*EXERCISE AIM*
Go through the listing and return every line with "Average" in it.

[Records from a data source]
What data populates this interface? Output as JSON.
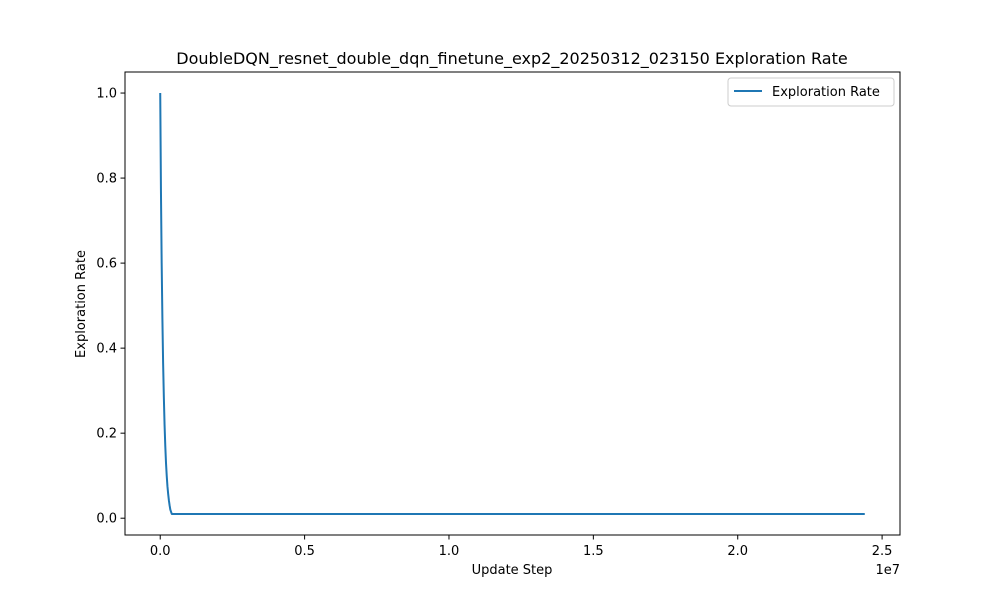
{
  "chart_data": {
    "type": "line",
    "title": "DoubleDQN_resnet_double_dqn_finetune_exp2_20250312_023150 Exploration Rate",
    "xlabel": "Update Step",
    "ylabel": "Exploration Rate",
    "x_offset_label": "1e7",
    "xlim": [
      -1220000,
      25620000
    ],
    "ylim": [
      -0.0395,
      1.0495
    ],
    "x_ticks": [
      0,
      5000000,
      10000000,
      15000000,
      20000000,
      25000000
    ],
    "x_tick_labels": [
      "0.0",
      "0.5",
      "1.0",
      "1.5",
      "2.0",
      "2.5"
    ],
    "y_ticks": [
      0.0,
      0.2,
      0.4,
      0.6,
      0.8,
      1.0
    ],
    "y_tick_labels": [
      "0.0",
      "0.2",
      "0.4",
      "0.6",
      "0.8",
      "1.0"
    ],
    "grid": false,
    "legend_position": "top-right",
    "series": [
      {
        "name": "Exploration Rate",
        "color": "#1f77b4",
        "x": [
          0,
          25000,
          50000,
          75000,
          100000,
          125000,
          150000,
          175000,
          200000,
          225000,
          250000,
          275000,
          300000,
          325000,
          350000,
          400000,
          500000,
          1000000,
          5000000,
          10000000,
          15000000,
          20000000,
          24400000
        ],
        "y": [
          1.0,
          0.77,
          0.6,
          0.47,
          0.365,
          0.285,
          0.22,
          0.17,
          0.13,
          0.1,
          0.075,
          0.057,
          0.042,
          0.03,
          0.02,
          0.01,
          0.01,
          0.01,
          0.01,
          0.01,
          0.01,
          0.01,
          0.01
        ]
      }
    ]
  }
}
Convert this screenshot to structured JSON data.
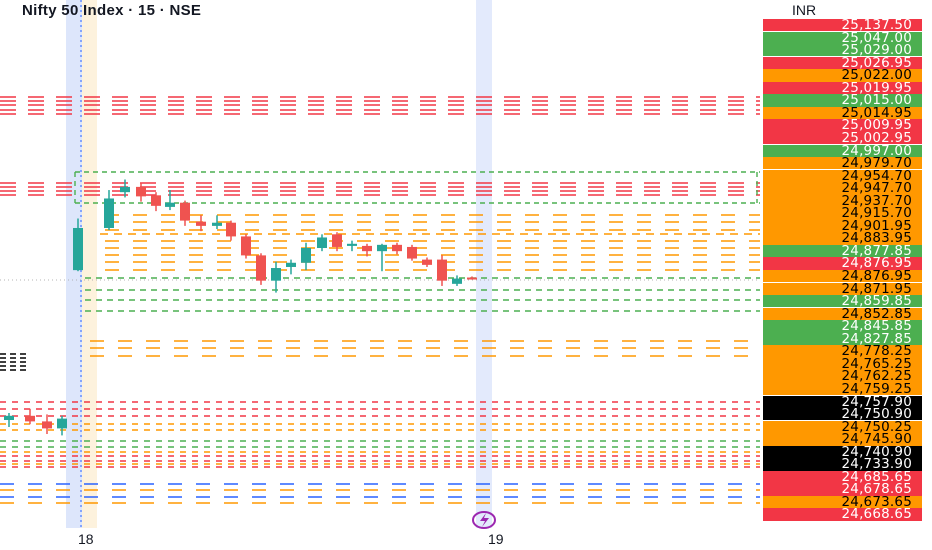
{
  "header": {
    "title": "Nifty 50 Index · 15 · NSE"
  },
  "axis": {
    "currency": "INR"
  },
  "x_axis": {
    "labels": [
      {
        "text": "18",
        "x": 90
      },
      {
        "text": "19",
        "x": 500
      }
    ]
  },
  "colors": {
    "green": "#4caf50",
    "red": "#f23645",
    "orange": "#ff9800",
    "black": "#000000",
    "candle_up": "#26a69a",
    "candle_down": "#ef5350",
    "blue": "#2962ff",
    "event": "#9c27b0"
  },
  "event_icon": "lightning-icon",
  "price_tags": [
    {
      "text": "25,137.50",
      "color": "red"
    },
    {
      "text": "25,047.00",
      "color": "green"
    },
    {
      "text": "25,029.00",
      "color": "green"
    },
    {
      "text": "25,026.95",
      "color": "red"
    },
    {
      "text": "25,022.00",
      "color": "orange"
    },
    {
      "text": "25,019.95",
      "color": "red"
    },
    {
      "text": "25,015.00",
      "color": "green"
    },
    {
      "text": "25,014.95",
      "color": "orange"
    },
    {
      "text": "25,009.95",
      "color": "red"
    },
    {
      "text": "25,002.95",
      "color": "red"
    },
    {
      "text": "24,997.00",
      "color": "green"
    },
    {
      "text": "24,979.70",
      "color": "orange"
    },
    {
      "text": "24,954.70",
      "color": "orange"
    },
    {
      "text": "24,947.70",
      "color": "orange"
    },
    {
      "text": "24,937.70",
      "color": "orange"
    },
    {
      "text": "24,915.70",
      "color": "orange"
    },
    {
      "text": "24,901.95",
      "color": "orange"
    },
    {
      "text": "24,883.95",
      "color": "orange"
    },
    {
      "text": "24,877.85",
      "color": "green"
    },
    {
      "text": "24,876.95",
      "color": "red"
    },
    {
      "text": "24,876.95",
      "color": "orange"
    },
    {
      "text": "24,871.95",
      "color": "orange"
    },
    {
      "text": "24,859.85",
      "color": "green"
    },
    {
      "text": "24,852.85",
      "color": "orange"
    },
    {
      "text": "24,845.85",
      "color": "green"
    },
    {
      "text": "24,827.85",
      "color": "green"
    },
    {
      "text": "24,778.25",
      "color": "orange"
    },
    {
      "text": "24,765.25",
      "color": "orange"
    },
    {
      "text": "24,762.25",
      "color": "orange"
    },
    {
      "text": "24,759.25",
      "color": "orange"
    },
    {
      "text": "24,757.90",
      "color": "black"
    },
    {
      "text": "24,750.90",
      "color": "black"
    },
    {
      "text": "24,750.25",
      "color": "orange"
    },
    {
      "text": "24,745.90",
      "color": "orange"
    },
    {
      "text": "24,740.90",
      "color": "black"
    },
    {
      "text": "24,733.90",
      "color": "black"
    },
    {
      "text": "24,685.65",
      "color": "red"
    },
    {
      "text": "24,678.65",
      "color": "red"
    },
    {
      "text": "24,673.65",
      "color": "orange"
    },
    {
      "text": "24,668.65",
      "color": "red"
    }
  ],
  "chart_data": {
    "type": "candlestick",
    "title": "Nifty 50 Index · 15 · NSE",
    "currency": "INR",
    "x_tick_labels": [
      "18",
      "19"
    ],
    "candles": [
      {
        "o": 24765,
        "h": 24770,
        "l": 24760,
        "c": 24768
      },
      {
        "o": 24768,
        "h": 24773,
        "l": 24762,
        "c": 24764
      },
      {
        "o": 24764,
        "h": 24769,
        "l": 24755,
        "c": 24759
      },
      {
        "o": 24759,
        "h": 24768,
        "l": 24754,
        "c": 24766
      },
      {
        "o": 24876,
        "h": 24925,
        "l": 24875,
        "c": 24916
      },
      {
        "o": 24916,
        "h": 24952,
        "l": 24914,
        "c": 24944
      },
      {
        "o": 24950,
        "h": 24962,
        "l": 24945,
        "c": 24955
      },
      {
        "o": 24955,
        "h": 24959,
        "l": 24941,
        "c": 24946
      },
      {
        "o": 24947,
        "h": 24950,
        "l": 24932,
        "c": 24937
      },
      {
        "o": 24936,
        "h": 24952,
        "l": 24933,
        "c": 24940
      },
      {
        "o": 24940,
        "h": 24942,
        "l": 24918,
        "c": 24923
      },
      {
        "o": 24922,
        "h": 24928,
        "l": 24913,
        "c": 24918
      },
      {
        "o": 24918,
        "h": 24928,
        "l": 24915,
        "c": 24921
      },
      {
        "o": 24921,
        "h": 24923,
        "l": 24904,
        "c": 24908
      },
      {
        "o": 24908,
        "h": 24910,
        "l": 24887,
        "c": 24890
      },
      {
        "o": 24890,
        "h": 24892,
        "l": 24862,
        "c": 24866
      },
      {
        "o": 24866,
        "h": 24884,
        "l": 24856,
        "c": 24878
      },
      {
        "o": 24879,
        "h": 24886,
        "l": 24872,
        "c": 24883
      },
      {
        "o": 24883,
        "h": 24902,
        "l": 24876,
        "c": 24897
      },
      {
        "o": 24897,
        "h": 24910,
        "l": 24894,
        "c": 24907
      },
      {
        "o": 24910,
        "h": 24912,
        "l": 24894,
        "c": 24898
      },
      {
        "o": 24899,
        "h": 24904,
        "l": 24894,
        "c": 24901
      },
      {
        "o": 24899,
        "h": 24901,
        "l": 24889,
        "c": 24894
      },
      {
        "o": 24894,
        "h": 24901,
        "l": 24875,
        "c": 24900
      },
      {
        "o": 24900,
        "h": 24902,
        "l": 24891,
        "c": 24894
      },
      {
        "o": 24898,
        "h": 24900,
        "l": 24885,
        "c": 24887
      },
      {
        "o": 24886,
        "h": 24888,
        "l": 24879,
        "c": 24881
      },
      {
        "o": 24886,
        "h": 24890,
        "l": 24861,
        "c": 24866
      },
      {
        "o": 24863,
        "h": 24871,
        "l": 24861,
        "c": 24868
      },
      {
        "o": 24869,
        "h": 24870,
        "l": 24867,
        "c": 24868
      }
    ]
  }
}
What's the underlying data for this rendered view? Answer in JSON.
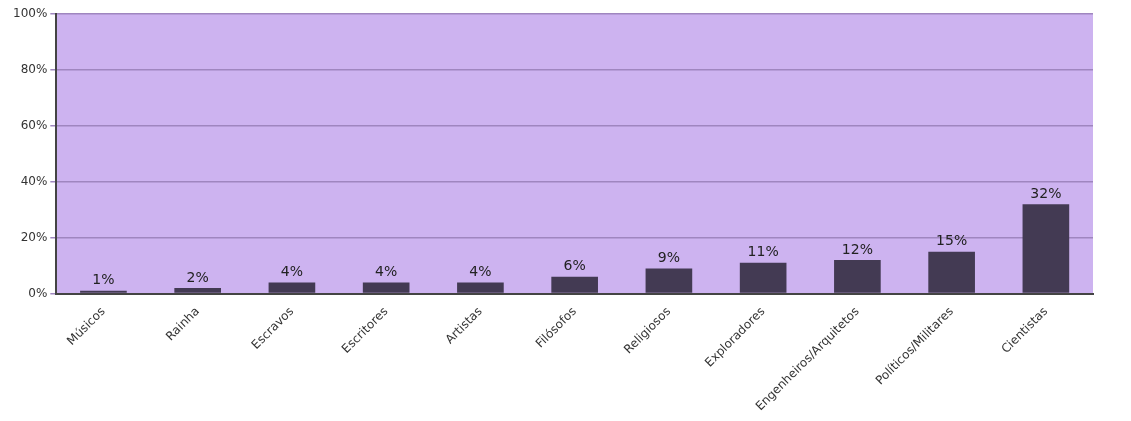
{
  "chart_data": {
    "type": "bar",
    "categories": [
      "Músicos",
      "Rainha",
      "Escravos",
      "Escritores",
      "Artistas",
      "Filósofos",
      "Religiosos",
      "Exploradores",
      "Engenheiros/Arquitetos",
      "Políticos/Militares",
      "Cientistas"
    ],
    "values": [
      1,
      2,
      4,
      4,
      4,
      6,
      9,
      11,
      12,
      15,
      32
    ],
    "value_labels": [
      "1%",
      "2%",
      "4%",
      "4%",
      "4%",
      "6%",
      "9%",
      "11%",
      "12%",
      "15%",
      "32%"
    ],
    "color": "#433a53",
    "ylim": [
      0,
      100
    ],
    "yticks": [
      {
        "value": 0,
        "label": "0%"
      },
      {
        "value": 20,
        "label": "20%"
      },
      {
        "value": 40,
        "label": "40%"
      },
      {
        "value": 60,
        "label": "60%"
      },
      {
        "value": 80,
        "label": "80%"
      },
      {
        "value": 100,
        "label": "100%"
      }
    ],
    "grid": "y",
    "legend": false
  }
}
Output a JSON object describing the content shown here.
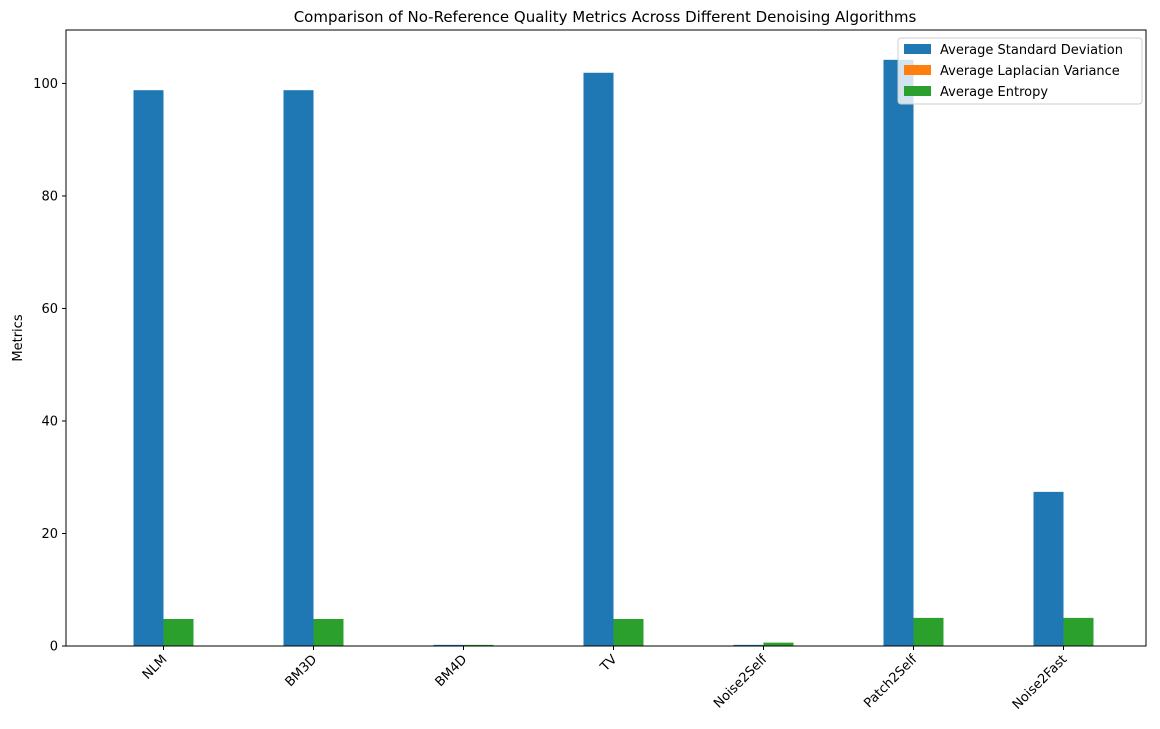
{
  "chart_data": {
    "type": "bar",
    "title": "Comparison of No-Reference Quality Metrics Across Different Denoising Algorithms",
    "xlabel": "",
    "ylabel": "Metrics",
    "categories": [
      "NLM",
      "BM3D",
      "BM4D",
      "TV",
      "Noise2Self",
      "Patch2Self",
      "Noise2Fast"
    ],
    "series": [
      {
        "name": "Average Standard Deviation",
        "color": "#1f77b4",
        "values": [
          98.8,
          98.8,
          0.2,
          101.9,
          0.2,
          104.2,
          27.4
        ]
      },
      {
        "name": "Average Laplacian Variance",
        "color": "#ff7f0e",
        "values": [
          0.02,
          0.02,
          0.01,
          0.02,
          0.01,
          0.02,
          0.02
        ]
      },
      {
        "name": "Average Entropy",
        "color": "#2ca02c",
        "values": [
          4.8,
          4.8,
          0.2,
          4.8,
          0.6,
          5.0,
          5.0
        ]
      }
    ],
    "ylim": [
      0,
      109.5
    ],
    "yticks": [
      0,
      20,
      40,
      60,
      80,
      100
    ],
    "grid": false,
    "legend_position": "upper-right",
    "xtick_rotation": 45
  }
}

*ANSWER*
        "name": "Average Standard Deviation",
        "name": "Average Laplacian Variance",
        "name": "Average Entropy",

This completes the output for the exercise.